### Records for this task

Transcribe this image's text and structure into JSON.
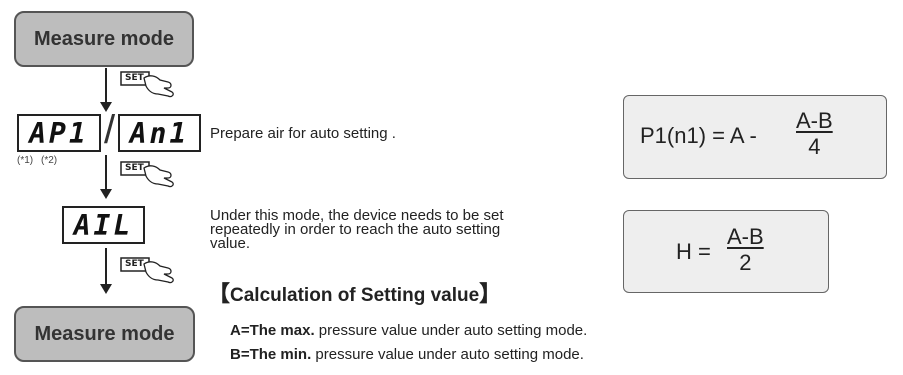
{
  "flow": {
    "mode_label_top": "Measure mode",
    "mode_label_bottom": "Measure mode",
    "set_label": "SET",
    "display_ap1": "AP1",
    "display_an1": "An1",
    "display_ail": "AIL",
    "note1": "(*1)",
    "note2": "(*2)"
  },
  "steps": {
    "prepare": "Prepare air for auto setting .",
    "repeat_line1": "Under this mode, the  device needs to be set",
    "repeat_line2": "repeatedly in order to reach the auto setting",
    "repeat_line3": "value."
  },
  "calc": {
    "open_bracket": "【",
    "title": "Calculation of  Setting value",
    "close_bracket": "】",
    "a_key": "A=The max.",
    "a_rest": " pressure value under auto setting mode.",
    "b_key": "B=The min.",
    "b_rest": " pressure value under auto setting mode."
  },
  "formulas": {
    "p1_lhs": "P1(n1) = A -",
    "p1_num": "A-B",
    "p1_den": "4",
    "h_lhs": "H =",
    "h_num": "A-B",
    "h_den": "2"
  }
}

######

Quote every record above exactly, leaving out the pictures.

Transcribe this image's text and structure into JSON.
{
  "flow": {
    "mode_label_top": "Measure mode",
    "mode_label_bottom": "Measure mode",
    "set_label": "SET",
    "display_ap1": "AP1",
    "display_an1": "An1",
    "display_ail": "AIL",
    "note1": "(*1)",
    "note2": "(*2)"
  },
  "steps": {
    "prepare": "Prepare air for auto setting .",
    "repeat_line1": "Under this mode, the  device needs to be set",
    "repeat_line2": "repeatedly in order to reach the auto setting",
    "repeat_line3": "value."
  },
  "calc": {
    "open_bracket": "【",
    "title": "Calculation of  Setting value",
    "close_bracket": "】",
    "a_key": "A=The max.",
    "a_rest": " pressure value under auto setting mode.",
    "b_key": "B=The min.",
    "b_rest": " pressure value under auto setting mode."
  },
  "formulas": {
    "p1_lhs": "P1(n1) = A -",
    "p1_num": "A-B",
    "p1_den": "4",
    "h_lhs": "H =",
    "h_num": "A-B",
    "h_den": "2"
  }
}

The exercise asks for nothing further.